_What you need to do_.
Look through the data below. Pick out the lines holding the string "klynge".

(Chart and figure data)
◇ ◇ ◇ ◇

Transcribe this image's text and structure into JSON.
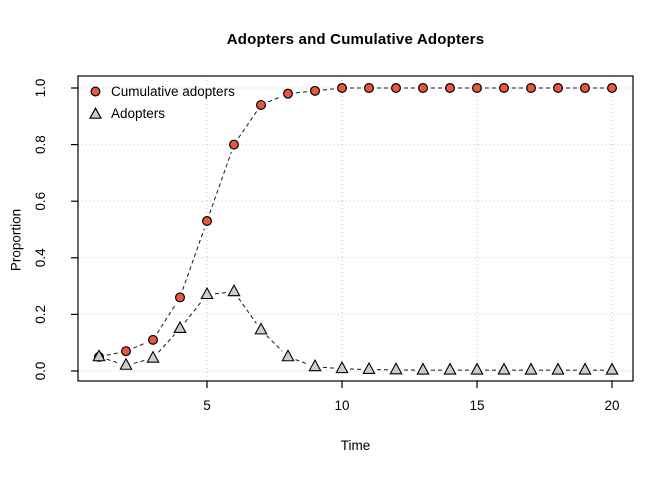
{
  "chart_data": {
    "type": "line",
    "title": "Adopters and Cumulative Adopters",
    "xlabel": "Time",
    "ylabel": "Proportion",
    "x": [
      1,
      2,
      3,
      4,
      5,
      6,
      7,
      8,
      9,
      10,
      11,
      12,
      13,
      14,
      15,
      16,
      17,
      18,
      19,
      20
    ],
    "series": [
      {
        "name": "Cumulative adopters",
        "marker": "circle",
        "marker_fill": "#e8583e",
        "values": [
          0.05,
          0.07,
          0.11,
          0.26,
          0.53,
          0.8,
          0.94,
          0.98,
          0.99,
          1.0,
          1.0,
          1.0,
          1.0,
          1.0,
          1.0,
          1.0,
          1.0,
          1.0,
          1.0,
          1.0
        ]
      },
      {
        "name": "Adopters",
        "marker": "triangle",
        "marker_fill": "#cccccc",
        "values": [
          0.05,
          0.02,
          0.045,
          0.15,
          0.27,
          0.28,
          0.145,
          0.05,
          0.015,
          0.008,
          0.005,
          0.004,
          0.003,
          0.003,
          0.003,
          0.003,
          0.003,
          0.003,
          0.003,
          0.003
        ]
      }
    ],
    "xticks": [
      5,
      10,
      15,
      20
    ],
    "yticks": [
      0.0,
      0.2,
      0.4,
      0.6,
      0.8,
      1.0
    ],
    "ytick_labels": [
      "0.0",
      "0.2",
      "0.4",
      "0.6",
      "0.8",
      "1.0"
    ],
    "xlim": [
      1,
      20
    ],
    "ylim": [
      0,
      1
    ],
    "grid": "dotted",
    "legend_position": "top-left",
    "line_style": "dashed",
    "line_color": "#1a1a1a",
    "grid_color": "#c6c6c6",
    "axis_color": "#000000",
    "marker_stroke": "#000000"
  }
}
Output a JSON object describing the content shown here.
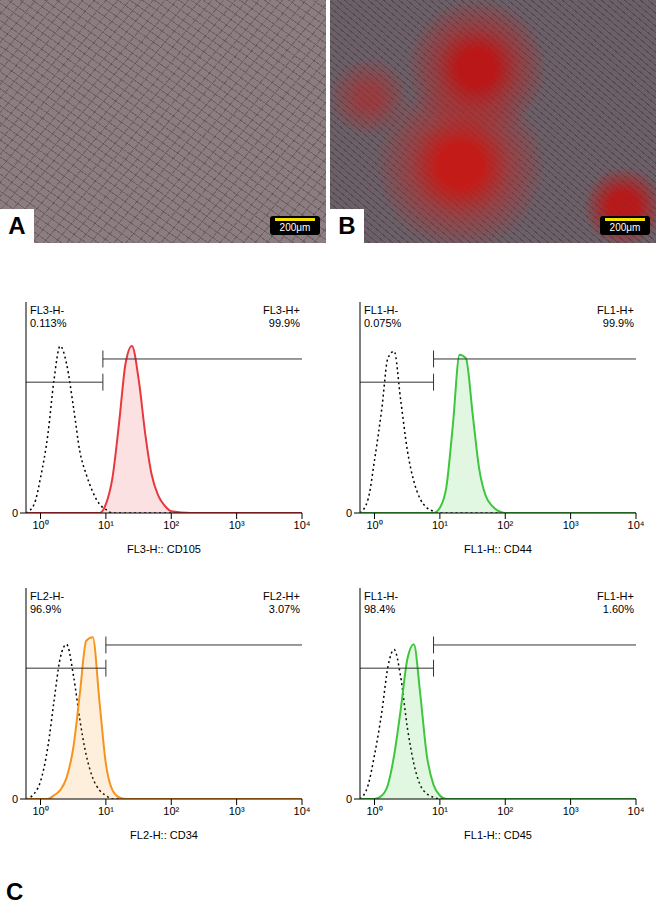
{
  "panels": [
    {
      "label": "A",
      "scale_bar": "200μm"
    },
    {
      "label": "B",
      "scale_bar": "200μm"
    }
  ],
  "figure_label": "C",
  "chart_data": [
    {
      "type": "area",
      "x_label": "FL3-H:: CD105",
      "log": "x",
      "xlim": [
        0.6,
        10000
      ],
      "xticks": [
        {
          "value": 1,
          "label": "10⁰"
        },
        {
          "value": 10,
          "label": "10¹"
        },
        {
          "value": 100,
          "label": "10²"
        },
        {
          "value": 1000,
          "label": "10³"
        },
        {
          "value": 10000,
          "label": "10⁴"
        }
      ],
      "ylim": [
        0,
        120
      ],
      "yticks": [
        0
      ],
      "x": [
        0.6,
        0.8,
        1,
        1.3,
        1.6,
        2,
        2.5,
        3.2,
        4,
        5,
        6.3,
        8,
        10,
        12.6,
        15.8,
        20,
        25,
        32,
        40,
        50,
        63,
        80,
        100,
        200,
        1000,
        10000
      ],
      "series": [
        {
          "color": "#000000",
          "line_style": "dotted",
          "values": [
            0,
            5,
            20,
            45,
            75,
            95,
            85,
            60,
            35,
            22,
            12,
            5,
            2,
            0,
            0,
            0,
            0,
            0,
            0,
            0,
            0,
            0,
            0,
            0,
            0,
            0
          ]
        },
        {
          "color": "#e8383d",
          "line_style": "solid",
          "values": [
            0,
            0,
            0,
            0,
            0,
            0,
            0,
            0,
            0,
            0,
            0,
            0,
            5,
            20,
            50,
            85,
            95,
            75,
            45,
            22,
            10,
            4,
            1,
            0,
            0,
            0
          ]
        }
      ],
      "threshold": 9,
      "gates": [
        {
          "name": "FL3-H-",
          "value": 0.113,
          "label": "0.113%"
        },
        {
          "name": "FL3-H+",
          "value": 99.9,
          "label": "99.9%"
        }
      ]
    },
    {
      "type": "area",
      "x_label": "FL1-H:: CD44",
      "log": "x",
      "xlim": [
        0.6,
        10000
      ],
      "xticks": [
        {
          "value": 1,
          "label": "10⁰"
        },
        {
          "value": 10,
          "label": "10¹"
        },
        {
          "value": 100,
          "label": "10²"
        },
        {
          "value": 1000,
          "label": "10³"
        },
        {
          "value": 10000,
          "label": "10⁴"
        }
      ],
      "ylim": [
        0,
        120
      ],
      "yticks": [
        0
      ],
      "x": [
        0.6,
        0.8,
        1,
        1.3,
        1.6,
        2,
        2.5,
        3.2,
        4,
        5,
        6.3,
        8,
        10,
        12.6,
        15.8,
        20,
        25,
        32,
        40,
        50,
        63,
        80,
        100,
        200,
        1000,
        10000
      ],
      "series": [
        {
          "color": "#000000",
          "line_style": "dotted",
          "values": [
            0,
            8,
            30,
            60,
            88,
            92,
            65,
            35,
            18,
            8,
            3,
            1,
            0,
            0,
            0,
            0,
            0,
            0,
            0,
            0,
            0,
            0,
            0,
            0,
            0,
            0
          ]
        },
        {
          "color": "#3ec63e",
          "line_style": "solid",
          "values": [
            0,
            0,
            0,
            0,
            0,
            0,
            0,
            0,
            0,
            0,
            0,
            0,
            3,
            15,
            50,
            90,
            88,
            55,
            25,
            10,
            4,
            1,
            0,
            0,
            0,
            0
          ]
        }
      ],
      "threshold": 8,
      "gates": [
        {
          "name": "FL1-H-",
          "value": 0.075,
          "label": "0.075%"
        },
        {
          "name": "FL1-H+",
          "value": 99.9,
          "label": "99.9%"
        }
      ]
    },
    {
      "type": "area",
      "x_label": "FL2-H:: CD34",
      "log": "x",
      "xlim": [
        0.6,
        10000
      ],
      "xticks": [
        {
          "value": 1,
          "label": "10⁰"
        },
        {
          "value": 10,
          "label": "10¹"
        },
        {
          "value": 100,
          "label": "10²"
        },
        {
          "value": 1000,
          "label": "10³"
        },
        {
          "value": 10000,
          "label": "10⁴"
        }
      ],
      "ylim": [
        0,
        120
      ],
      "yticks": [
        0
      ],
      "x": [
        0.6,
        0.8,
        1,
        1.3,
        1.6,
        2,
        2.5,
        3.2,
        4,
        5,
        6.3,
        8,
        10,
        12.6,
        15.8,
        20,
        25,
        32,
        40,
        50,
        63,
        80,
        100,
        200,
        1000,
        10000
      ],
      "series": [
        {
          "color": "#000000",
          "line_style": "dotted",
          "values": [
            0,
            3,
            10,
            30,
            55,
            80,
            88,
            70,
            45,
            25,
            12,
            5,
            2,
            0,
            0,
            0,
            0,
            0,
            0,
            0,
            0,
            0,
            0,
            0,
            0,
            0
          ]
        },
        {
          "color": "#f7941d",
          "line_style": "solid",
          "values": [
            0,
            0,
            0,
            0,
            2,
            5,
            12,
            30,
            60,
            90,
            92,
            55,
            20,
            5,
            1,
            0,
            0,
            0,
            0,
            0,
            0,
            0,
            0,
            0,
            0,
            0
          ]
        }
      ],
      "threshold": 10,
      "gates": [
        {
          "name": "FL2-H-",
          "value": 96.9,
          "label": "96.9%"
        },
        {
          "name": "FL2-H+",
          "value": 3.07,
          "label": "3.07%"
        }
      ]
    },
    {
      "type": "area",
      "x_label": "FL1-H:: CD45",
      "log": "x",
      "xlim": [
        0.6,
        10000
      ],
      "xticks": [
        {
          "value": 1,
          "label": "10⁰"
        },
        {
          "value": 10,
          "label": "10¹"
        },
        {
          "value": 100,
          "label": "10²"
        },
        {
          "value": 1000,
          "label": "10³"
        },
        {
          "value": 10000,
          "label": "10⁴"
        }
      ],
      "ylim": [
        0,
        120
      ],
      "yticks": [
        0
      ],
      "x": [
        0.6,
        0.8,
        1,
        1.3,
        1.6,
        2,
        2.5,
        3.2,
        4,
        5,
        6.3,
        8,
        10,
        12.6,
        15.8,
        20,
        25,
        32,
        40,
        50,
        63,
        80,
        100,
        200,
        1000,
        10000
      ],
      "series": [
        {
          "color": "#000000",
          "line_style": "dotted",
          "values": [
            0,
            8,
            25,
            50,
            75,
            85,
            70,
            40,
            20,
            8,
            3,
            1,
            0,
            0,
            0,
            0,
            0,
            0,
            0,
            0,
            0,
            0,
            0,
            0,
            0,
            0
          ]
        },
        {
          "color": "#3ec63e",
          "line_style": "solid",
          "values": [
            0,
            0,
            0,
            2,
            8,
            25,
            50,
            80,
            88,
            60,
            25,
            8,
            2,
            0,
            0,
            0,
            0,
            0,
            0,
            0,
            0,
            0,
            0,
            0,
            0,
            0
          ]
        }
      ],
      "threshold": 8,
      "gates": [
        {
          "name": "FL1-H-",
          "value": 98.4,
          "label": "98.4%"
        },
        {
          "name": "FL1-H+",
          "value": 1.6,
          "label": "1.60%"
        }
      ]
    }
  ]
}
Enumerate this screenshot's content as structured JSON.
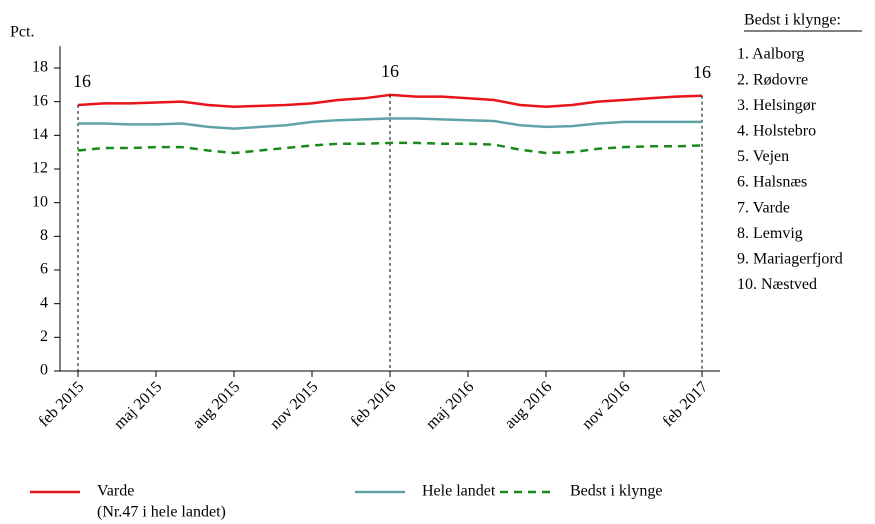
{
  "chart_data": {
    "type": "line",
    "y_label": "Pct.",
    "categories": [
      "feb 2015",
      null,
      null,
      "maj 2015",
      null,
      null,
      "aug 2015",
      null,
      null,
      "nov 2015",
      null,
      null,
      "feb 2016",
      null,
      null,
      "maj 2016",
      null,
      null,
      "aug 2016",
      null,
      null,
      "nov 2016",
      null,
      null,
      "feb 2017"
    ],
    "series": [
      {
        "name": "Varde",
        "legend_note": "(Nr.47 i hele landet)",
        "color": "#e8141b",
        "dashed": false,
        "values": [
          15.8,
          15.9,
          15.9,
          15.95,
          16.0,
          15.8,
          15.7,
          15.75,
          15.8,
          15.9,
          16.1,
          16.2,
          16.4,
          16.3,
          16.3,
          16.2,
          16.1,
          15.8,
          15.7,
          15.8,
          16.0,
          16.1,
          16.2,
          16.3,
          16.35
        ],
        "value_labels": [
          "16",
          null,
          null,
          null,
          null,
          null,
          null,
          null,
          null,
          null,
          null,
          null,
          "16",
          null,
          null,
          null,
          null,
          null,
          null,
          null,
          null,
          null,
          null,
          null,
          "16"
        ]
      },
      {
        "name": "Hele landet",
        "color": "#5fa3a8",
        "dashed": false,
        "values": [
          14.7,
          14.7,
          14.65,
          14.65,
          14.7,
          14.5,
          14.4,
          14.5,
          14.6,
          14.8,
          14.9,
          14.95,
          15.0,
          15.0,
          14.95,
          14.9,
          14.85,
          14.6,
          14.5,
          14.55,
          14.7,
          14.8,
          14.8,
          14.8,
          14.8
        ]
      },
      {
        "name": "Bedst i klynge",
        "color": "#1a8a1a",
        "dashed": true,
        "values": [
          13.1,
          13.25,
          13.25,
          13.3,
          13.3,
          13.1,
          12.95,
          13.1,
          13.25,
          13.4,
          13.5,
          13.5,
          13.55,
          13.55,
          13.5,
          13.5,
          13.45,
          13.15,
          12.95,
          13.0,
          13.2,
          13.3,
          13.35,
          13.35,
          13.4
        ]
      }
    ],
    "ylim": [
      0,
      19.3
    ],
    "yticks": [
      0,
      2,
      4,
      6,
      8,
      10,
      12,
      14,
      16,
      18
    ],
    "grid": false,
    "side_list": {
      "title": "Bedst i klynge:",
      "items": [
        "1. Aalborg",
        "2. Rødovre",
        "3. Helsingør",
        "4. Holstebro",
        "5. Vejen",
        "6. Halsnæs",
        "7. Varde",
        "8. Lemvig",
        "9. Mariagerfjord",
        "10. Næstved"
      ]
    }
  }
}
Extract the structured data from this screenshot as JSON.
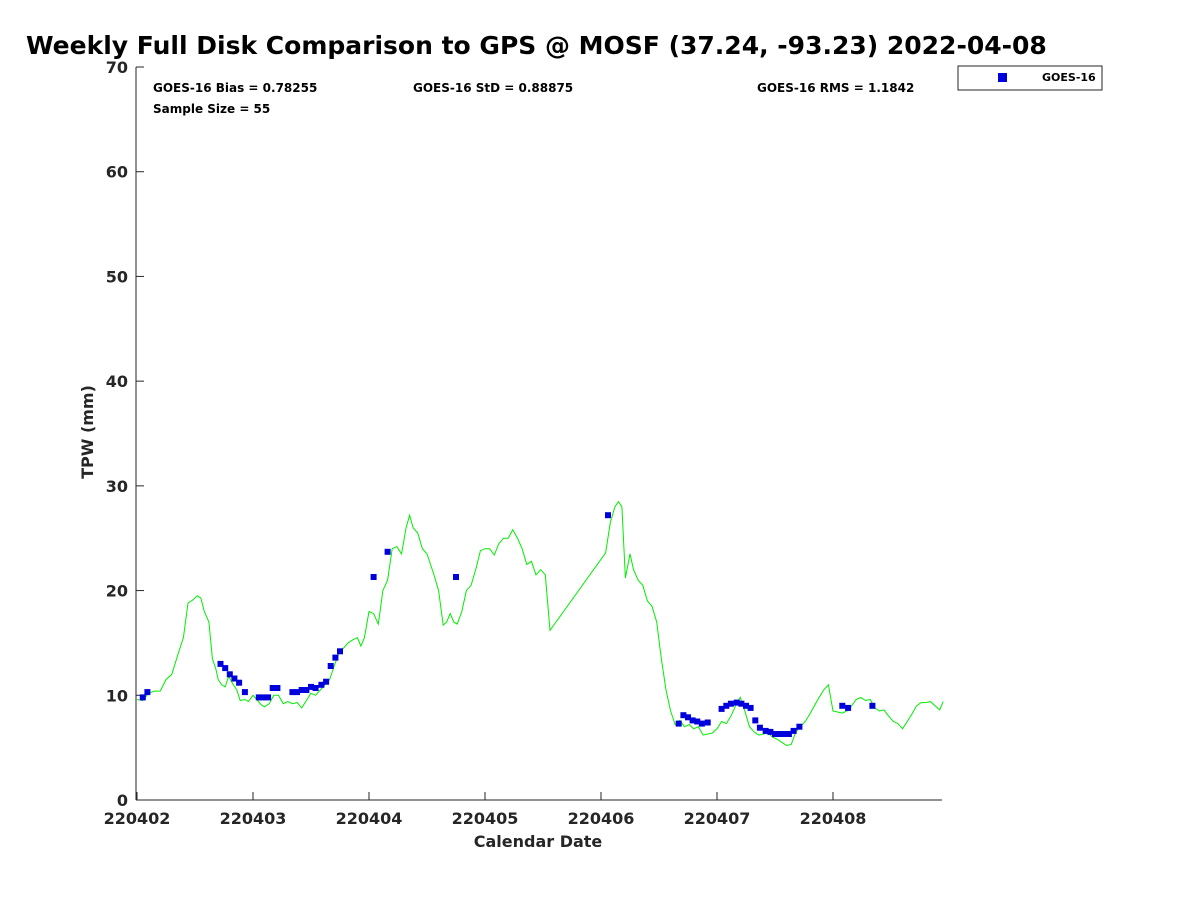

◇ ◇ ◇ ◇

_Result of the exercise_.
        "name": "Bedst i klynge",
      "title": "Bedst i klynge:",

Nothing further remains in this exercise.